▸ **Problem to solve**: Copy out all lines that hold "bearing".

▸ **Data lines**:
+===+

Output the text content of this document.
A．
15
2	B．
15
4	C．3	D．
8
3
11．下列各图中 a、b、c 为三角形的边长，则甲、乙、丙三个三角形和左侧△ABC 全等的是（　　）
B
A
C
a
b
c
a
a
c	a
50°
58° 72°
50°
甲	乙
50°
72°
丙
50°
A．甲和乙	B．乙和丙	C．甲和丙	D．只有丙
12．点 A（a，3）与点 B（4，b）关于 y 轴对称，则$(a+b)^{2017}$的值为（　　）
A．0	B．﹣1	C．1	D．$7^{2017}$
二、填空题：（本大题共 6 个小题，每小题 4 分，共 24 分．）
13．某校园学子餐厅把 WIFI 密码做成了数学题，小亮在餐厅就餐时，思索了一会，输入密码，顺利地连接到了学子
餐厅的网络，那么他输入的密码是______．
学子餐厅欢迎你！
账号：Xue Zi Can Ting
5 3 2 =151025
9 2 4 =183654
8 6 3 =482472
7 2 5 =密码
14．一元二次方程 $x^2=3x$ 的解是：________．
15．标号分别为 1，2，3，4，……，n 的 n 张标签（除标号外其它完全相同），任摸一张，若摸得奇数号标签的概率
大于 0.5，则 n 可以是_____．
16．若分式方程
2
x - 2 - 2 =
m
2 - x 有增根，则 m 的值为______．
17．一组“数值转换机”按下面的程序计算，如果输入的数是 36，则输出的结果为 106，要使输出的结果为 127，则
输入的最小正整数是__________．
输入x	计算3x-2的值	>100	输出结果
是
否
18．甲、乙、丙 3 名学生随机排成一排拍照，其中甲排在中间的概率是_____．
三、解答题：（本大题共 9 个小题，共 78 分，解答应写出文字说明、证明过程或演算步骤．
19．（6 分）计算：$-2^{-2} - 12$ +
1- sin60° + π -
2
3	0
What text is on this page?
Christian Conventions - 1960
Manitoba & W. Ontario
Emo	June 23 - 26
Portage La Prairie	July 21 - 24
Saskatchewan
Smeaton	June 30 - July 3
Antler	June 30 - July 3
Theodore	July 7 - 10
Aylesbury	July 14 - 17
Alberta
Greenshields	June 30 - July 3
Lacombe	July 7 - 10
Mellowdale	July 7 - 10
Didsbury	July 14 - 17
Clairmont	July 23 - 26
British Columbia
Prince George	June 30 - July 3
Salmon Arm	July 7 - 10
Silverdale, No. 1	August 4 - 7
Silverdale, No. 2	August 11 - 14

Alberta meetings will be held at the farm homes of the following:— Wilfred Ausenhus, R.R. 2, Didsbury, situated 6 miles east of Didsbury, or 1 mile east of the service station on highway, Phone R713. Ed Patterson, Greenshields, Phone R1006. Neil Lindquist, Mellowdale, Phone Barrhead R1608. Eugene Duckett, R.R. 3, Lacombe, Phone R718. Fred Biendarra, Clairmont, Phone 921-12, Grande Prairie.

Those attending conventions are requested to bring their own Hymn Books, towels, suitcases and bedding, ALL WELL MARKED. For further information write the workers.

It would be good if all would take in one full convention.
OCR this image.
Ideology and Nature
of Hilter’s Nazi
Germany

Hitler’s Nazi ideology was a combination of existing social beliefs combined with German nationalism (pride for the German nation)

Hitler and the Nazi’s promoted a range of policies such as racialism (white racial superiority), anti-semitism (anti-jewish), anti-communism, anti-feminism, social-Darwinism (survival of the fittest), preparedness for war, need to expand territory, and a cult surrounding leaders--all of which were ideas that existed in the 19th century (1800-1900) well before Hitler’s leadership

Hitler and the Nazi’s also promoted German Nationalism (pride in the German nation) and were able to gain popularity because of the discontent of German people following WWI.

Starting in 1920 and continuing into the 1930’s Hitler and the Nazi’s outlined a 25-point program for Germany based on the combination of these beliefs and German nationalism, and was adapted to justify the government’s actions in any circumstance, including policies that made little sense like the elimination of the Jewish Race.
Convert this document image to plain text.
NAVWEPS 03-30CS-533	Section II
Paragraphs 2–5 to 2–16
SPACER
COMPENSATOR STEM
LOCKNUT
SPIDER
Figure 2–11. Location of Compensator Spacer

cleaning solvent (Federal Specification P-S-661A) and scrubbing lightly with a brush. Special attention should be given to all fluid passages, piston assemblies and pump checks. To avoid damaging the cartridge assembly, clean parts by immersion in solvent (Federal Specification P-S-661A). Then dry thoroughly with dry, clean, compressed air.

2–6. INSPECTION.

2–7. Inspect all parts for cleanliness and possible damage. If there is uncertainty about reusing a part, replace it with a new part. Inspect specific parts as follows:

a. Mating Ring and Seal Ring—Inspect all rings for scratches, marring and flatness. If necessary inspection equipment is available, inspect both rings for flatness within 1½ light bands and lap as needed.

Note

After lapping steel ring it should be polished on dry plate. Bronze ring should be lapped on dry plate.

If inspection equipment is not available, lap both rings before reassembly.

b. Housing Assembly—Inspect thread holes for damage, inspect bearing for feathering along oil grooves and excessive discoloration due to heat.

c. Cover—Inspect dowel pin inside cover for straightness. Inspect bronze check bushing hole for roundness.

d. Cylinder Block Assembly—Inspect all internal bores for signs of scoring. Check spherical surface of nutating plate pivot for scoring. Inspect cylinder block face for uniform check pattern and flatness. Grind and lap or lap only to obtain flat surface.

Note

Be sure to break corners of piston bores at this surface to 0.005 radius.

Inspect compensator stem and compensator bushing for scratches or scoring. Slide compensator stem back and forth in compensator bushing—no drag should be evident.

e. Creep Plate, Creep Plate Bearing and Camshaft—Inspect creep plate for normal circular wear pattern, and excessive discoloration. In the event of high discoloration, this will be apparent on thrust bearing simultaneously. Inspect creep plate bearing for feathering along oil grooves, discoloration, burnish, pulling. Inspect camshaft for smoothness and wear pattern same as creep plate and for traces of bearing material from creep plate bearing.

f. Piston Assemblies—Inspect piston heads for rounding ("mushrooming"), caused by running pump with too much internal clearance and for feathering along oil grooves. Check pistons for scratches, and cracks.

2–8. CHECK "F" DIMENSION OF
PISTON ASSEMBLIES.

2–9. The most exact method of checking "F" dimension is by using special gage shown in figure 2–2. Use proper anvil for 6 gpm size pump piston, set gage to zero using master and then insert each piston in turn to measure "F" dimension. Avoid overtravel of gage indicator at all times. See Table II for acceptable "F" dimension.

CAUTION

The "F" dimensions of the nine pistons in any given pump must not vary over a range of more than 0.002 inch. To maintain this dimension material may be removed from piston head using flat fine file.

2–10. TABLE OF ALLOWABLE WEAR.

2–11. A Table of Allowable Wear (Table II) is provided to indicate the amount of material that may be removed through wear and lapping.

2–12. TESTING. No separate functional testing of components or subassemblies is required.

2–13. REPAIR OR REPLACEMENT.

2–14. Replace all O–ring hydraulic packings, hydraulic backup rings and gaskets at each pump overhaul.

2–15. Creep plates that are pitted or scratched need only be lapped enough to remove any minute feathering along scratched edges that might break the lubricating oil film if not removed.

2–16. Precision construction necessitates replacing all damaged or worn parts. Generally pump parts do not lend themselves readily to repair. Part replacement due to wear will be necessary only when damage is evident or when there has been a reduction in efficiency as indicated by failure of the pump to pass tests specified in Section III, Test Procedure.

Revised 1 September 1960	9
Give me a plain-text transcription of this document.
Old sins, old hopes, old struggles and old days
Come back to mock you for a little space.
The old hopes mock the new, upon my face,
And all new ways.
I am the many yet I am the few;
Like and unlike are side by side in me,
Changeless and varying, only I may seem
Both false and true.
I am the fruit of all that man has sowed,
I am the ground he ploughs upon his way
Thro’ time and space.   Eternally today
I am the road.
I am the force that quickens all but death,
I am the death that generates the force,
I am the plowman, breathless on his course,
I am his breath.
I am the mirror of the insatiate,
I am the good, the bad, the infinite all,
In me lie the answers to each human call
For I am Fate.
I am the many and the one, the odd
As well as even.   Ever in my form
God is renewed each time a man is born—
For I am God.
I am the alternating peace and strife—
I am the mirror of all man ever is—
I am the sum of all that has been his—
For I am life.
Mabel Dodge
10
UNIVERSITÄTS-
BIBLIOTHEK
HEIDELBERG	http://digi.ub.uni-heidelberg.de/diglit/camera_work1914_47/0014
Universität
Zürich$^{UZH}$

+===+

▸ **Response to the exercise**:
b. Housing Assembly—Inspect thread holes for damage, inspect bearing for feathering along oil grooves and excessive discoloration due to heat.
e. Creep Plate, Creep Plate Bearing and Camshaft—Inspect creep plate for normal circular wear pattern, and excessive discoloration. In the event of high discoloration, this will be apparent on thrust bearing simultaneously. Inspect creep plate bearing for feathering along oil grooves, discoloration, burnish, pulling. Inspect camshaft for smoothness and wear pattern same as creep plate and for traces of bearing material from creep plate bearing.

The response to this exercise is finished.